#### Task goal
Restate, word for word, the run of lines that starts at the line containing "Read all visible content and emit it as JSON." and ends with the final line of the listing. Leave pictures out.

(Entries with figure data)
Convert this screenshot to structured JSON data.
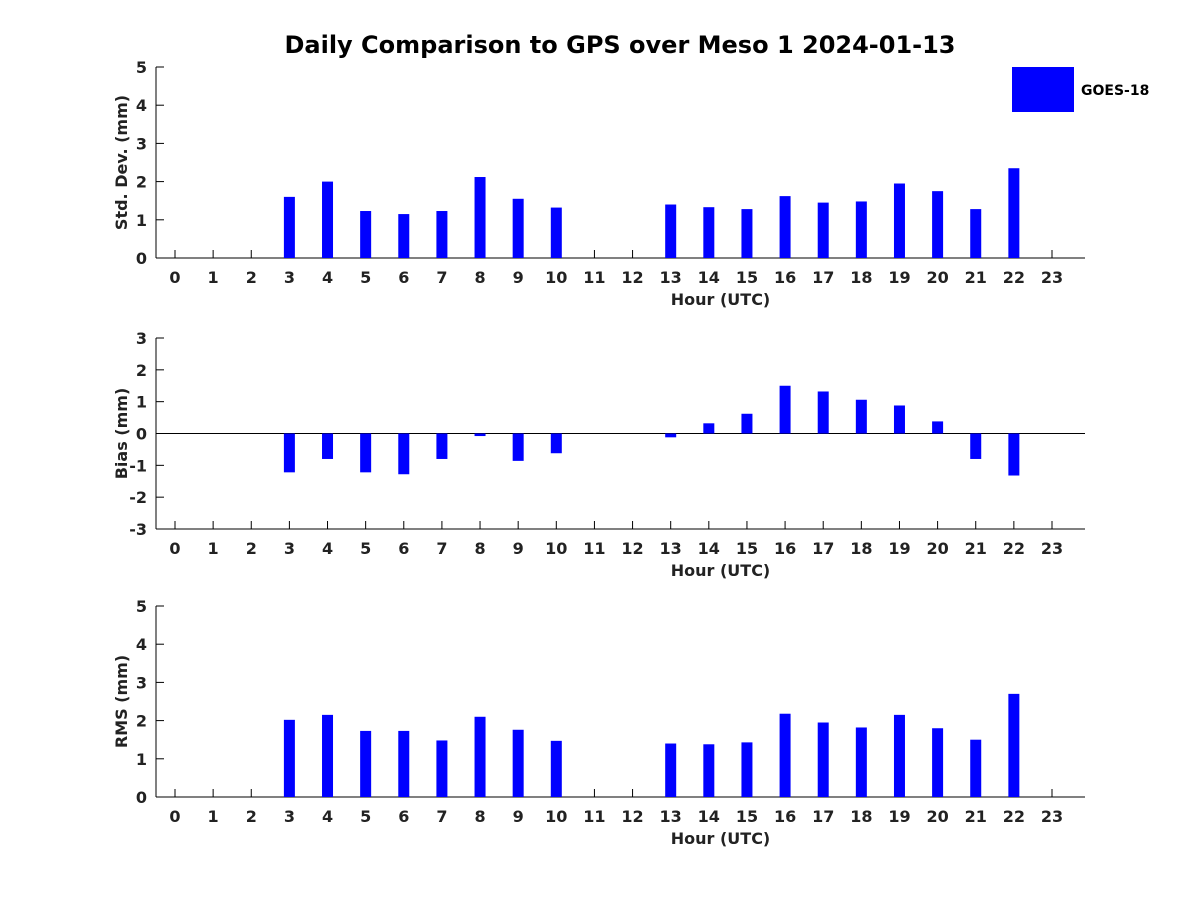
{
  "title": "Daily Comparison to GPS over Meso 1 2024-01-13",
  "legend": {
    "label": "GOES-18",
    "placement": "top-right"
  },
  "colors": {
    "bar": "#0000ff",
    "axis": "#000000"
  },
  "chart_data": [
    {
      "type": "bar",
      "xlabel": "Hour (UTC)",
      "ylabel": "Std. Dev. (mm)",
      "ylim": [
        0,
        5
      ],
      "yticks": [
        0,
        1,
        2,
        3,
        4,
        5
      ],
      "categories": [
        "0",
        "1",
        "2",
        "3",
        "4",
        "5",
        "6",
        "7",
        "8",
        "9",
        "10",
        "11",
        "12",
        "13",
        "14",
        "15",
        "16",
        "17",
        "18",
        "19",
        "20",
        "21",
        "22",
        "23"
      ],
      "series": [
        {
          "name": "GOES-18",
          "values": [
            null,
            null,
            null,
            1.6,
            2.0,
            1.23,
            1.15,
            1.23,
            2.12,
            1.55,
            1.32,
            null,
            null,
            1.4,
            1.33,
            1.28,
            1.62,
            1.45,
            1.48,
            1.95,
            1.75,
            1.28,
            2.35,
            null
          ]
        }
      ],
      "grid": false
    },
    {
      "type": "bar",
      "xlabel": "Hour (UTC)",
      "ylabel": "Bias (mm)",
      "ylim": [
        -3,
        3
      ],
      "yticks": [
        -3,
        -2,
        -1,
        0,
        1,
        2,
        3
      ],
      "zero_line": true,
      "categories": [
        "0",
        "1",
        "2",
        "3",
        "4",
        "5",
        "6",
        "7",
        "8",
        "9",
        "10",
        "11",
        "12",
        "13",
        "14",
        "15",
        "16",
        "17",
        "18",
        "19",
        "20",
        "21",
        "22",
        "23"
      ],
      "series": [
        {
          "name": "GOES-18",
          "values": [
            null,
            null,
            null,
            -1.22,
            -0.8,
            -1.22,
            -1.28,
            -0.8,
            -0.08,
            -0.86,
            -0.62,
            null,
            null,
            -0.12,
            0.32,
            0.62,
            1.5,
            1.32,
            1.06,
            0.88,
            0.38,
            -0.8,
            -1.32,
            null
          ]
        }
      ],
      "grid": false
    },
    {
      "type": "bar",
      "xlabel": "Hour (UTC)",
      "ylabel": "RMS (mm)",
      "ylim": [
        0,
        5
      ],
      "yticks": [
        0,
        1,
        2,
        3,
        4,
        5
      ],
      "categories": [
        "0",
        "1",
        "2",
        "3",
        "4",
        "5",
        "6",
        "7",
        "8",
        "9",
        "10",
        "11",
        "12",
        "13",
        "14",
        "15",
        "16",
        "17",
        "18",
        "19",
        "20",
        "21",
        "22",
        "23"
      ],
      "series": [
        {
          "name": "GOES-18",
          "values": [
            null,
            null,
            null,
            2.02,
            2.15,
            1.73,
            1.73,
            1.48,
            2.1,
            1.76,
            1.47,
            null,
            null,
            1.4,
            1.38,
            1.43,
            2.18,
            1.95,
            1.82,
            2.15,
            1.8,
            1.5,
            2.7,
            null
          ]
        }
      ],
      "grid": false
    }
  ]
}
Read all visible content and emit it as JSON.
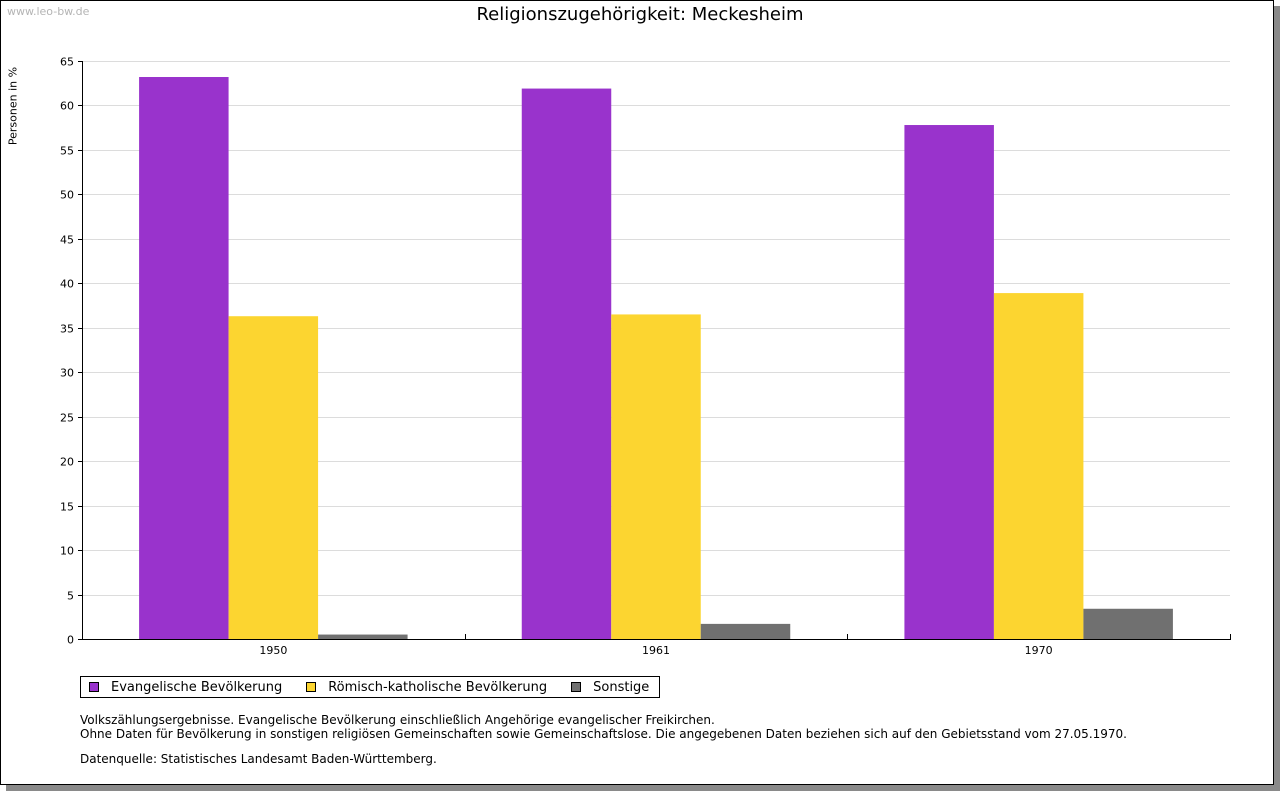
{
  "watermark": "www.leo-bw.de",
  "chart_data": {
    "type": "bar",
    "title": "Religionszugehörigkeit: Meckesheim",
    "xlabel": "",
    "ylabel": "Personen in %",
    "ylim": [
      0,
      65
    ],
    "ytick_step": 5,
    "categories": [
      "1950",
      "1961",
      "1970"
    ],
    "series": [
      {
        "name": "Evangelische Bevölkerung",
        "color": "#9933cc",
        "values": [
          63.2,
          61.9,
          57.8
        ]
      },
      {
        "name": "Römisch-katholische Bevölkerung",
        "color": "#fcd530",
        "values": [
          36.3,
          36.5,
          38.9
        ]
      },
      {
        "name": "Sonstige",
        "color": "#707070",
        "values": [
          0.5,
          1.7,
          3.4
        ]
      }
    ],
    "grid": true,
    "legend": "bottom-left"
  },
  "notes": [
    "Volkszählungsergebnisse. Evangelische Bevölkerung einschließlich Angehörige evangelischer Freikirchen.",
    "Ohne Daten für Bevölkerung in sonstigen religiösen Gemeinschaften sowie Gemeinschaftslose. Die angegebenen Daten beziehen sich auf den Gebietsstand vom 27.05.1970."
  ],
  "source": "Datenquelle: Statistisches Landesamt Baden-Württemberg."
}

#### Result of the exercise
Read all visible content and emit it as JSON.
{
  "watermark": "www.leo-bw.de",
  "chart_data": {
    "type": "bar",
    "title": "Religionszugehörigkeit: Meckesheim",
    "xlabel": "",
    "ylabel": "Personen in %",
    "ylim": [
      0,
      65
    ],
    "ytick_step": 5,
    "categories": [
      "1950",
      "1961",
      "1970"
    ],
    "series": [
      {
        "name": "Evangelische Bevölkerung",
        "color": "#9933cc",
        "values": [
          63.2,
          61.9,
          57.8
        ]
      },
      {
        "name": "Römisch-katholische Bevölkerung",
        "color": "#fcd530",
        "values": [
          36.3,
          36.5,
          38.9
        ]
      },
      {
        "name": "Sonstige",
        "color": "#707070",
        "values": [
          0.5,
          1.7,
          3.4
        ]
      }
    ],
    "grid": true,
    "legend": "bottom-left"
  },
  "notes": [
    "Volkszählungsergebnisse. Evangelische Bevölkerung einschließlich Angehörige evangelischer Freikirchen.",
    "Ohne Daten für Bevölkerung in sonstigen religiösen Gemeinschaften sowie Gemeinschaftslose. Die angegebenen Daten beziehen sich auf den Gebietsstand vom 27.05.1970."
  ],
  "source": "Datenquelle: Statistisches Landesamt Baden-Württemberg."
}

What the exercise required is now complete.